* **Stated task**:
Scan the data below for the string "content". Copy every line where it appears.
:::
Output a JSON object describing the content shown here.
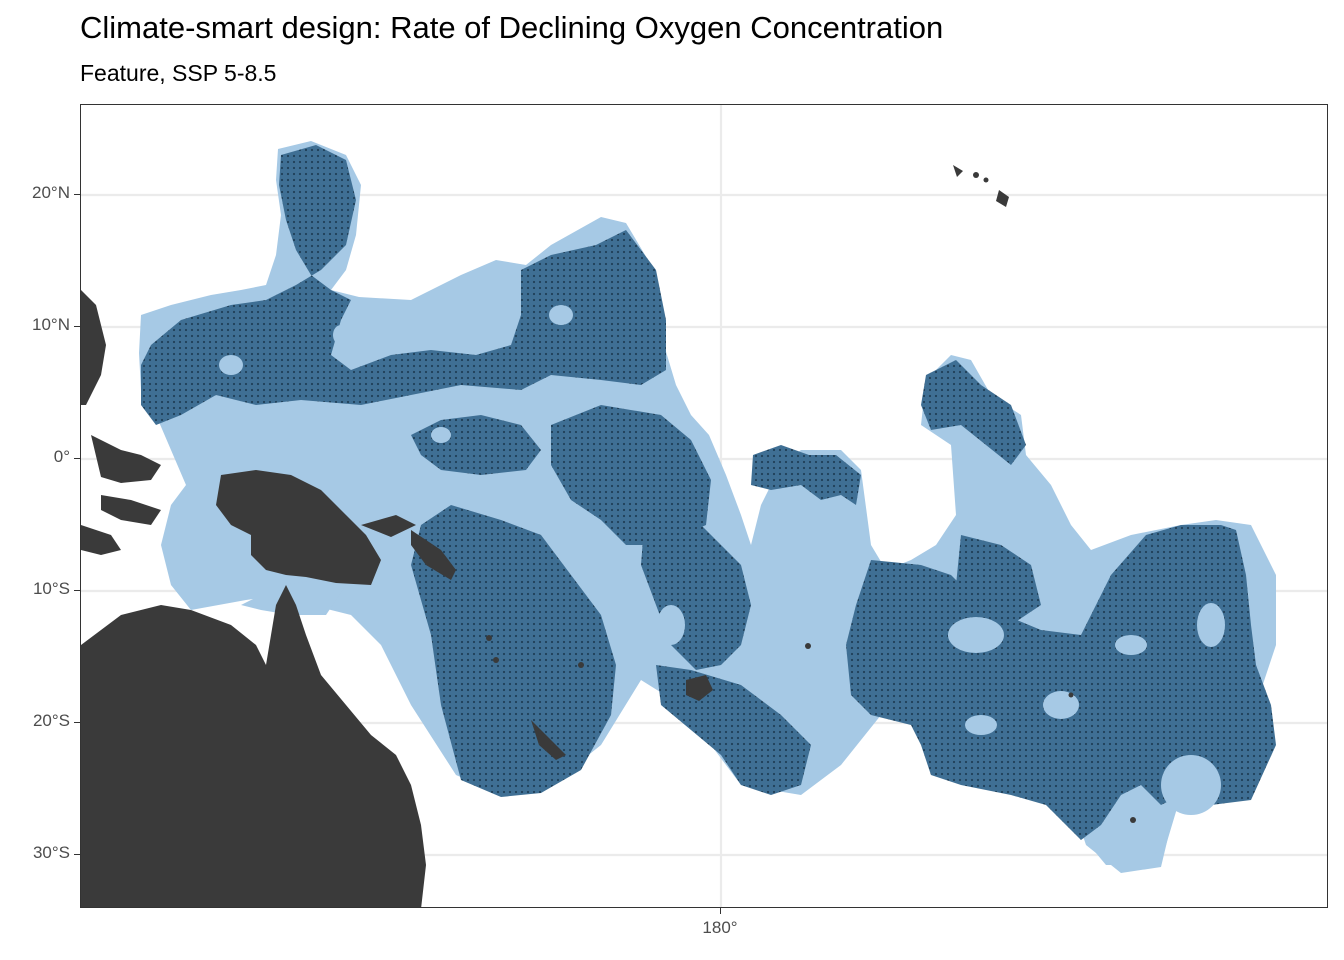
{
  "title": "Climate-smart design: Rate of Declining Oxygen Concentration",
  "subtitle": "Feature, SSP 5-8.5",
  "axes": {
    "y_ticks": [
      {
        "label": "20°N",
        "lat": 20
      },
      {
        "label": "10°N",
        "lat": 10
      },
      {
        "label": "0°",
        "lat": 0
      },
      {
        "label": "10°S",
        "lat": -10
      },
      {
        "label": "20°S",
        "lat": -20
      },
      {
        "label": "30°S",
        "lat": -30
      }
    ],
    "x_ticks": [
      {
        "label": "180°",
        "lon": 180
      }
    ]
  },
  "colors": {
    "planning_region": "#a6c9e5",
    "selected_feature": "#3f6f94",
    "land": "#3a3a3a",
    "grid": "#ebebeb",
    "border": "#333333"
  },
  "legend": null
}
:::
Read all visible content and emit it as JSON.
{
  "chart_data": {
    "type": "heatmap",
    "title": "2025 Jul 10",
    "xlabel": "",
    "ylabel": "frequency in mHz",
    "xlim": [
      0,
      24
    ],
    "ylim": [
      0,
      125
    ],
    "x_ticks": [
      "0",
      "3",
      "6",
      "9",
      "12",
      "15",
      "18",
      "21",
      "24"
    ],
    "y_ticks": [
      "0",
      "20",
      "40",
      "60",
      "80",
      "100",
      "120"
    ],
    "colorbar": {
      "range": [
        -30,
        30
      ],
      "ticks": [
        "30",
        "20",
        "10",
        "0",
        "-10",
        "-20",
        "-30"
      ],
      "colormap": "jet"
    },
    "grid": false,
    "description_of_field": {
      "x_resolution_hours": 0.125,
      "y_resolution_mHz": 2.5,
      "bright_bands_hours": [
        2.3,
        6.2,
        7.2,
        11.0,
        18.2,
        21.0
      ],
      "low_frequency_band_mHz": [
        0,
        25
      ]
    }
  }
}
:::
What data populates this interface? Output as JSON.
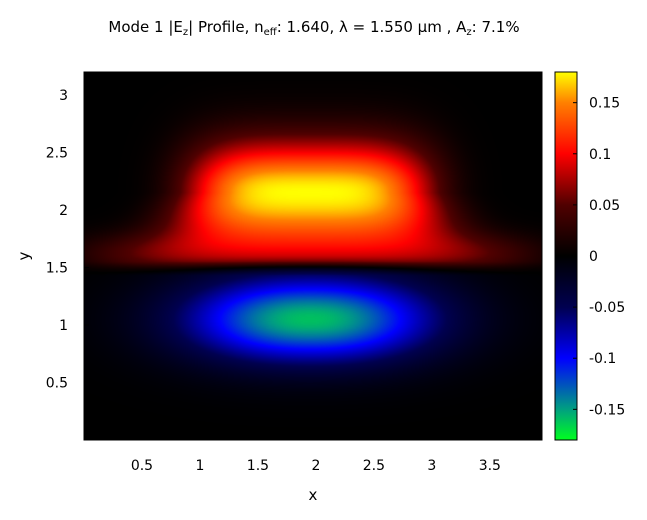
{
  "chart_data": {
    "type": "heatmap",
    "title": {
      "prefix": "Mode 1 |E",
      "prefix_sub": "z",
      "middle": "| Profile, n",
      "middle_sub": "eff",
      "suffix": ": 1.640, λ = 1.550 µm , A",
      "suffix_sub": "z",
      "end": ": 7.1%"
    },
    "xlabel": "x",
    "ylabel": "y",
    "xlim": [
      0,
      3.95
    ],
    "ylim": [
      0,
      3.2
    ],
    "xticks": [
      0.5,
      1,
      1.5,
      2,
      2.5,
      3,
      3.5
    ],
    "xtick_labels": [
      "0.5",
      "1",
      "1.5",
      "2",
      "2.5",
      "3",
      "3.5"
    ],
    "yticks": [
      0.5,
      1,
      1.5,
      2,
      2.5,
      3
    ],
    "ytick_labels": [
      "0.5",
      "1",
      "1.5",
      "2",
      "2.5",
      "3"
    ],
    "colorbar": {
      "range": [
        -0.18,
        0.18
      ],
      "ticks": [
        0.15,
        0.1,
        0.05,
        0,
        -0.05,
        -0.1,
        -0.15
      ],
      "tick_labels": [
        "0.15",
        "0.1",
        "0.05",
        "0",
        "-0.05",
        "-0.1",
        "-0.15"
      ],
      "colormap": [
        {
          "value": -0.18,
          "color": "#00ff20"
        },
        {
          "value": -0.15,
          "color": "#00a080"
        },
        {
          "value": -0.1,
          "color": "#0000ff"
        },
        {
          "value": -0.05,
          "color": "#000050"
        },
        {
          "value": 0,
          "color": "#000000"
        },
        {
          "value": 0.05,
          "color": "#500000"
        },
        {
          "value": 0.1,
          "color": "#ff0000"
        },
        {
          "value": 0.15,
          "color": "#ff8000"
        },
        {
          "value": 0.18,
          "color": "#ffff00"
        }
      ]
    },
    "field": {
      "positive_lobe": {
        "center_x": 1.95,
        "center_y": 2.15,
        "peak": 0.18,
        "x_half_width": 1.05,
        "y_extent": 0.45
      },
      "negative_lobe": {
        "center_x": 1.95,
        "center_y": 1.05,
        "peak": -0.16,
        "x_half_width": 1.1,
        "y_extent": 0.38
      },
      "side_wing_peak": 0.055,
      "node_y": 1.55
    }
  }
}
:::
* **Complete output**:
Output a JSON object describing the content shown here.
Read all visible content and emit it as JSON.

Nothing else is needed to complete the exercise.